Written problem - The records below should be written out again, exactly.
☆ ☆ ☆ ☆ ☆
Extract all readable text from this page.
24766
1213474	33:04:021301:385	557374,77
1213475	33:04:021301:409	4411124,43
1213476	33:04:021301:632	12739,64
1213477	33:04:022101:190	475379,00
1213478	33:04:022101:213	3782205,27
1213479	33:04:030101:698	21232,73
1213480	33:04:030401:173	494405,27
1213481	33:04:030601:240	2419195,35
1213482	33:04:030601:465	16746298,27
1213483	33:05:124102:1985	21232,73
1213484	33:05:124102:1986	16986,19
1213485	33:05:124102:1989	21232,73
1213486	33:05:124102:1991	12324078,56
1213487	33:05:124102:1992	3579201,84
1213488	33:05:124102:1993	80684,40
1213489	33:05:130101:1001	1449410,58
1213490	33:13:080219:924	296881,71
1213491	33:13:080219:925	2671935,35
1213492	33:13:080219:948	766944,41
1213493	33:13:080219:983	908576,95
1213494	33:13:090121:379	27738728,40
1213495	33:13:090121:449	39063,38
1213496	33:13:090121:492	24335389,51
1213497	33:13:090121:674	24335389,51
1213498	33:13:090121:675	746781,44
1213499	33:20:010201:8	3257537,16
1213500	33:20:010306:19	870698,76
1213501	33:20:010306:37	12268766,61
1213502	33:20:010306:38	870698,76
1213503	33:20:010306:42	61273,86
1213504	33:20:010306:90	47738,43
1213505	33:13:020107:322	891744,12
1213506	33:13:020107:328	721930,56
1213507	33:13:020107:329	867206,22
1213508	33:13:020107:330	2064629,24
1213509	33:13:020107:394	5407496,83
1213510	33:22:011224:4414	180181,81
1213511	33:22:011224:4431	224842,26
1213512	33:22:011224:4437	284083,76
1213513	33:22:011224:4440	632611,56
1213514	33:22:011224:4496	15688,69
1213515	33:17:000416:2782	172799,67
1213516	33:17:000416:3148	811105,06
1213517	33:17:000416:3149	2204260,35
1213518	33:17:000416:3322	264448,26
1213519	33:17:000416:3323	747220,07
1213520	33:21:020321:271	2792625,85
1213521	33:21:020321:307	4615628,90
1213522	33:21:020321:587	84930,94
☆ ☆ ☆ ☆ ☆
The reply -
Extract all readable text from this page.
24766
1213474	33:04:021301:385	557374,77
1213475	33:04:021301:409	4411124,43
1213476	33:04:021301:632	12739,64
1213477	33:04:022101:190	475379,00
1213478	33:04:022101:213	3782205,27
1213479	33:04:030101:698	21232,73
1213480	33:04:030401:173	494405,27
1213481	33:04:030601:240	2419195,35
1213482	33:04:030601:465	16746298,27
1213483	33:05:124102:1985	21232,73
1213484	33:05:124102:1986	16986,19
1213485	33:05:124102:1989	21232,73
1213486	33:05:124102:1991	12324078,56
1213487	33:05:124102:1992	3579201,84
1213488	33:05:124102:1993	80684,40
1213489	33:05:130101:1001	1449410,58
1213490	33:13:080219:924	296881,71
1213491	33:13:080219:925	2671935,35
1213492	33:13:080219:948	766944,41
1213493	33:13:080219:983	908576,95
1213494	33:13:090121:379	27738728,40
1213495	33:13:090121:449	39063,38
1213496	33:13:090121:492	24335389,51
1213497	33:13:090121:674	24335389,51
1213498	33:13:090121:675	746781,44
1213499	33:20:010201:8	3257537,16
1213500	33:20:010306:19	870698,76
1213501	33:20:010306:37	12268766,61
1213502	33:20:010306:38	870698,76
1213503	33:20:010306:42	61273,86
1213504	33:20:010306:90	47738,43
1213505	33:13:020107:322	891744,12
1213506	33:13:020107:328	721930,56
1213507	33:13:020107:329	867206,22
1213508	33:13:020107:330	2064629,24
1213509	33:13:020107:394	5407496,83
1213510	33:22:011224:4414	180181,81
1213511	33:22:011224:4431	224842,26
1213512	33:22:011224:4437	284083,76
1213513	33:22:011224:4440	632611,56
1213514	33:22:011224:4496	15688,69
1213515	33:17:000416:2782	172799,67
1213516	33:17:000416:3148	811105,06
1213517	33:17:000416:3149	2204260,35
1213518	33:17:000416:3322	264448,26
1213519	33:17:000416:3323	747220,07
1213520	33:21:020321:271	2792625,85
1213521	33:21:020321:307	4615628,90
1213522	33:21:020321:587	84930,94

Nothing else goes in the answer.